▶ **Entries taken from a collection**

-- Start --

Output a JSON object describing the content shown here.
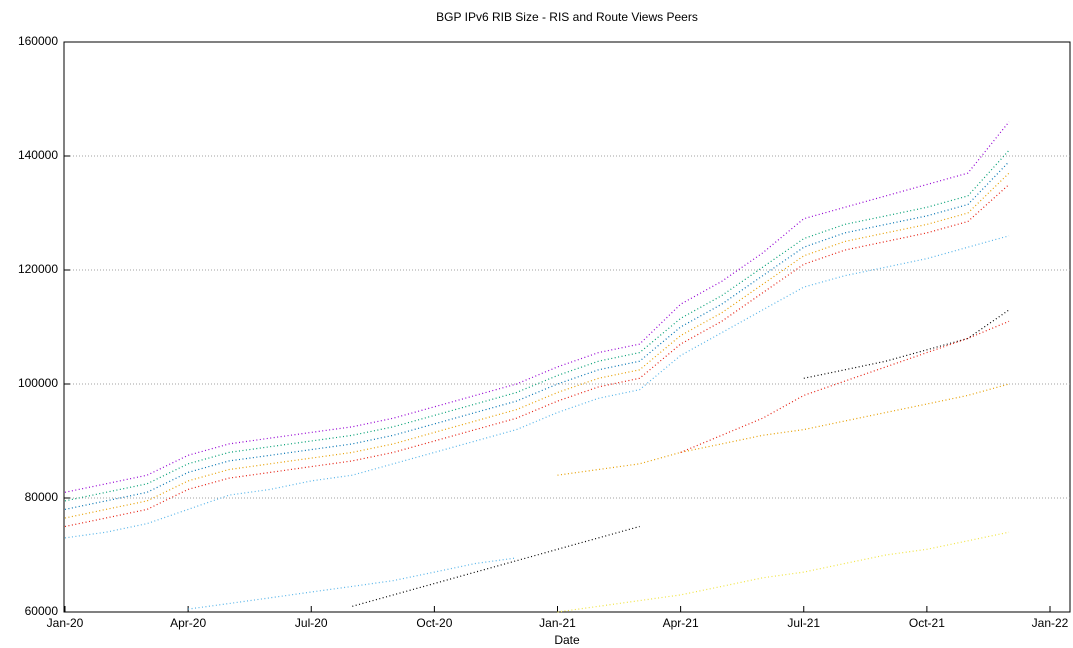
{
  "chart_data": {
    "type": "line",
    "title": "BGP IPv6 RIB Size - RIS and Route Views Peers",
    "xlabel": "Date",
    "x": [
      "2020-01",
      "2020-02",
      "2020-03",
      "2020-04",
      "2020-05",
      "2020-06",
      "2020-07",
      "2020-08",
      "2020-09",
      "2020-10",
      "2020-11",
      "2020-12",
      "2021-01",
      "2021-02",
      "2021-03",
      "2021-04",
      "2021-05",
      "2021-06",
      "2021-07",
      "2021-08",
      "2021-09",
      "2021-10",
      "2021-11",
      "2021-12"
    ],
    "xlim": [
      "2020-01",
      "2022-01"
    ],
    "xticks": [
      {
        "value": "2020-01",
        "label": "Jan-20"
      },
      {
        "value": "2020-04",
        "label": "Apr-20"
      },
      {
        "value": "2020-07",
        "label": "Jul-20"
      },
      {
        "value": "2020-10",
        "label": "Oct-20"
      },
      {
        "value": "2021-01",
        "label": "Jan-21"
      },
      {
        "value": "2021-04",
        "label": "Apr-21"
      },
      {
        "value": "2021-07",
        "label": "Jul-21"
      },
      {
        "value": "2021-10",
        "label": "Oct-21"
      },
      {
        "value": "2022-01",
        "label": "Jan-22"
      }
    ],
    "ylim": [
      60000,
      160000
    ],
    "yticks": [
      60000,
      80000,
      100000,
      120000,
      140000,
      160000
    ],
    "grid": true,
    "series": [
      {
        "color": "#9400d3",
        "values": [
          81000,
          82500,
          84000,
          87500,
          89500,
          90500,
          91500,
          92500,
          94000,
          96000,
          98000,
          100000,
          103000,
          105500,
          107000,
          114000,
          118000,
          123000,
          129000,
          131000,
          133000,
          135000,
          137000,
          146000
        ]
      },
      {
        "color": "#009e73",
        "values": [
          79500,
          81000,
          82500,
          86000,
          88000,
          89000,
          90000,
          91000,
          92500,
          94500,
          96500,
          98500,
          101500,
          104000,
          105500,
          111500,
          115500,
          120500,
          125500,
          128000,
          129500,
          131000,
          133000,
          141000
        ]
      },
      {
        "color": "#0072b2",
        "values": [
          78000,
          79500,
          81000,
          84500,
          86500,
          87500,
          88500,
          89500,
          91000,
          93000,
          95000,
          97000,
          100000,
          102500,
          104000,
          110000,
          114000,
          119000,
          124000,
          126500,
          128000,
          129500,
          131500,
          139000
        ]
      },
      {
        "color": "#e69f00",
        "values": [
          76500,
          78000,
          79500,
          83000,
          85000,
          86000,
          87000,
          88000,
          89500,
          91500,
          93500,
          95500,
          98500,
          101000,
          102500,
          108500,
          112500,
          117500,
          122500,
          125000,
          126500,
          128000,
          130000,
          137000
        ]
      },
      {
        "color": "#e51e10",
        "values": [
          75000,
          76500,
          78000,
          81500,
          83500,
          84500,
          85500,
          86500,
          88000,
          90000,
          92000,
          94000,
          97000,
          99500,
          101000,
          107000,
          111000,
          116000,
          121000,
          123500,
          125000,
          126500,
          128500,
          135000
        ]
      },
      {
        "color": "#56b4e9",
        "values": [
          73000,
          74000,
          75500,
          78000,
          80500,
          81500,
          83000,
          84000,
          86000,
          88000,
          90000,
          92000,
          95000,
          97500,
          99000,
          105000,
          109000,
          113000,
          117000,
          119000,
          120500,
          122000,
          124000,
          126000
        ]
      },
      {
        "color": "#000000",
        "values": [
          null,
          null,
          null,
          null,
          null,
          null,
          null,
          61000,
          63000,
          65000,
          67000,
          69000,
          71000,
          73000,
          75000,
          null,
          null,
          null,
          101000,
          102500,
          104000,
          106000,
          108000,
          113000
        ]
      },
      {
        "color": "#56b4e9",
        "values": [
          null,
          null,
          null,
          60500,
          61500,
          62500,
          63500,
          64500,
          65500,
          67000,
          68500,
          69500,
          null,
          null,
          null,
          null,
          null,
          null,
          null,
          null,
          null,
          null,
          null,
          null
        ]
      },
      {
        "color": "#e69f00",
        "values": [
          null,
          null,
          null,
          null,
          null,
          null,
          null,
          null,
          null,
          null,
          null,
          null,
          84000,
          85000,
          86000,
          88000,
          89500,
          91000,
          92000,
          93500,
          95000,
          96500,
          98000,
          100000
        ]
      },
      {
        "color": "#f0e442",
        "values": [
          null,
          null,
          null,
          null,
          null,
          null,
          null,
          null,
          null,
          null,
          null,
          null,
          60000,
          61000,
          62000,
          63000,
          64500,
          66000,
          67000,
          68500,
          70000,
          71000,
          72500,
          74000
        ]
      },
      {
        "color": "#e51e10",
        "values": [
          null,
          null,
          null,
          null,
          null,
          null,
          null,
          null,
          null,
          null,
          null,
          null,
          null,
          null,
          null,
          88000,
          91000,
          94000,
          98000,
          100500,
          103000,
          105500,
          108000,
          111000
        ]
      }
    ]
  }
}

-- End --

▶ **WRITTEN TASK**
Where a line in the entries holds the word "color", copy that line.

▶ **RESULT**
        "color": "#9400d3",
        "color": "#009e73",
        "color": "#0072b2",
        "color": "#e69f00",
        "color": "#e51e10",
        "color": "#56b4e9",
        "color": "#000000",
        "color": "#56b4e9",
        "color": "#e69f00",
        "color": "#f0e442",
        "color": "#e51e10",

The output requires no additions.